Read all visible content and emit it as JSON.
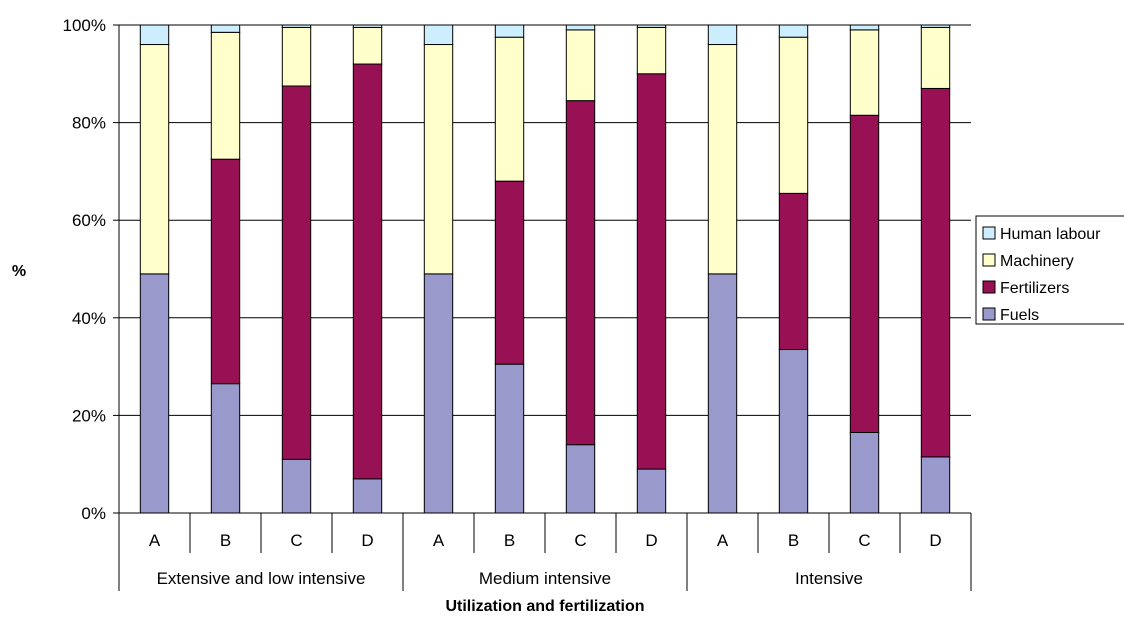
{
  "chart_data": {
    "type": "bar",
    "stacked": true,
    "percent": true,
    "xlabel": "Utilization and fertilization",
    "ylabel": "%",
    "ylim": [
      0,
      100
    ],
    "yticks": [
      "0%",
      "20%",
      "40%",
      "60%",
      "80%",
      "100%"
    ],
    "grid": true,
    "legend_position": "right",
    "groups": [
      {
        "label": "Extensive and low intensive",
        "categories": [
          "A",
          "B",
          "C",
          "D"
        ]
      },
      {
        "label": "Medium intensive",
        "categories": [
          "A",
          "B",
          "C",
          "D"
        ]
      },
      {
        "label": "Intensive",
        "categories": [
          "A",
          "B",
          "C",
          "D"
        ]
      }
    ],
    "series": [
      {
        "name": "Fuels",
        "color": "#9999cc",
        "values": [
          49,
          26.5,
          11,
          7,
          49,
          30.5,
          14,
          9,
          49,
          33.5,
          16.5,
          11.5
        ]
      },
      {
        "name": "Fertilizers",
        "color": "#991155",
        "values": [
          0,
          46,
          76.5,
          85,
          0,
          37.5,
          70.5,
          81,
          0,
          32,
          65,
          75.5
        ]
      },
      {
        "name": "Machinery",
        "color": "#ffffcc",
        "values": [
          47,
          26,
          12,
          7.5,
          47,
          29.5,
          14.5,
          9.5,
          47,
          32,
          17.5,
          12.5
        ]
      },
      {
        "name": "Human labour",
        "color": "#cceeff",
        "values": [
          4,
          1.5,
          0.5,
          0.5,
          4,
          2.5,
          1,
          0.5,
          4,
          2.5,
          1,
          0.5
        ]
      }
    ],
    "legend_order": [
      "Human labour",
      "Machinery",
      "Fertilizers",
      "Fuels"
    ]
  }
}
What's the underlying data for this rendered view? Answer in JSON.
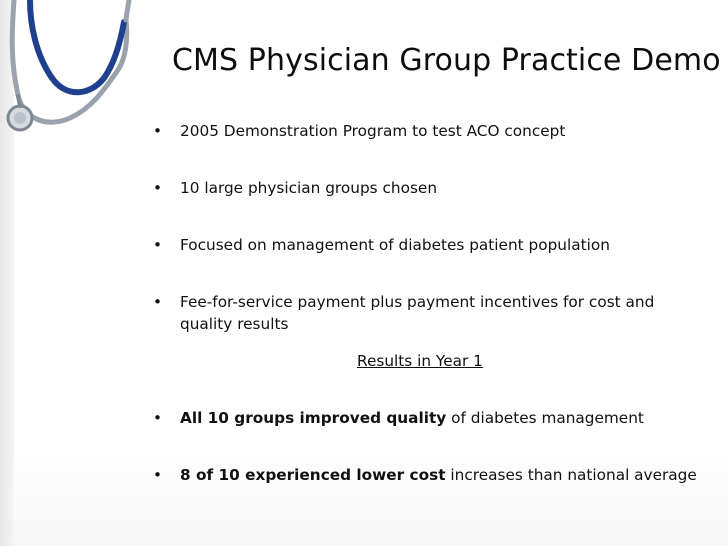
{
  "slide": {
    "title": "CMS Physician Group Practice Demo",
    "bullet_char": "•",
    "bullets": [
      {
        "text": "2005 Demonstration Program to test ACO concept"
      },
      {
        "text": "10 large physician groups chosen"
      },
      {
        "text": "Focused on management of diabetes patient population"
      },
      {
        "text": "Fee-for-service payment plus payment incentives for cost and quality results"
      }
    ],
    "results_heading": "Results in Year 1",
    "results": [
      {
        "bold": "All 10 groups improved quality",
        "rest": " of diabetes management"
      },
      {
        "bold": "8 of 10 experienced lower cost",
        "rest": " increases than national average"
      }
    ]
  },
  "colors": {
    "stethoscope_blue": "#1f3f8f",
    "stethoscope_gray": "#9aa3ad",
    "text": "#111111"
  },
  "icons": {
    "decoration": "stethoscope-icon"
  }
}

--*--

- [REQUIREMENT] Reproduce the full material exactly, excluding the pictures.

- [TASK SOLUTION]
Read all visible content and emit it as JSON.
{
  "chart_data": {
    "type": "bar",
    "stacked": true,
    "percent": true,
    "xlabel": "Utilization and fertilization",
    "ylabel": "%",
    "ylim": [
      0,
      100
    ],
    "yticks": [
      "0%",
      "20%",
      "40%",
      "60%",
      "80%",
      "100%"
    ],
    "grid": true,
    "legend_position": "right",
    "groups": [
      {
        "label": "Extensive and low intensive",
        "categories": [
          "A",
          "B",
          "C",
          "D"
        ]
      },
      {
        "label": "Medium intensive",
        "categories": [
          "A",
          "B",
          "C",
          "D"
        ]
      },
      {
        "label": "Intensive",
        "categories": [
          "A",
          "B",
          "C",
          "D"
        ]
      }
    ],
    "series": [
      {
        "name": "Fuels",
        "color": "#9999cc",
        "values": [
          49,
          26.5,
          11,
          7,
          49,
          30.5,
          14,
          9,
          49,
          33.5,
          16.5,
          11.5
        ]
      },
      {
        "name": "Fertilizers",
        "color": "#991155",
        "values": [
          0,
          46,
          76.5,
          85,
          0,
          37.5,
          70.5,
          81,
          0,
          32,
          65,
          75.5
        ]
      },
      {
        "name": "Machinery",
        "color": "#ffffcc",
        "values": [
          47,
          26,
          12,
          7.5,
          47,
          29.5,
          14.5,
          9.5,
          47,
          32,
          17.5,
          12.5
        ]
      },
      {
        "name": "Human labour",
        "color": "#cceeff",
        "values": [
          4,
          1.5,
          0.5,
          0.5,
          4,
          2.5,
          1,
          0.5,
          4,
          2.5,
          1,
          0.5
        ]
      }
    ],
    "legend_order": [
      "Human labour",
      "Machinery",
      "Fertilizers",
      "Fuels"
    ]
  }
}
What's the underlying data for this rendered view? Answer in JSON.
{
  "slide": {
    "title": "CMS Physician Group Practice Demo",
    "bullet_char": "•",
    "bullets": [
      {
        "text": "2005 Demonstration Program to test ACO concept"
      },
      {
        "text": "10 large physician groups chosen"
      },
      {
        "text": "Focused on management of diabetes patient population"
      },
      {
        "text": "Fee-for-service payment plus payment incentives for cost and quality results"
      }
    ],
    "results_heading": "Results in Year 1",
    "results": [
      {
        "bold": "All 10 groups improved quality",
        "rest": " of diabetes management"
      },
      {
        "bold": "8 of 10 experienced lower cost",
        "rest": " increases than national average"
      }
    ]
  },
  "colors": {
    "stethoscope_blue": "#1f3f8f",
    "stethoscope_gray": "#9aa3ad",
    "text": "#111111"
  },
  "icons": {
    "decoration": "stethoscope-icon"
  }
}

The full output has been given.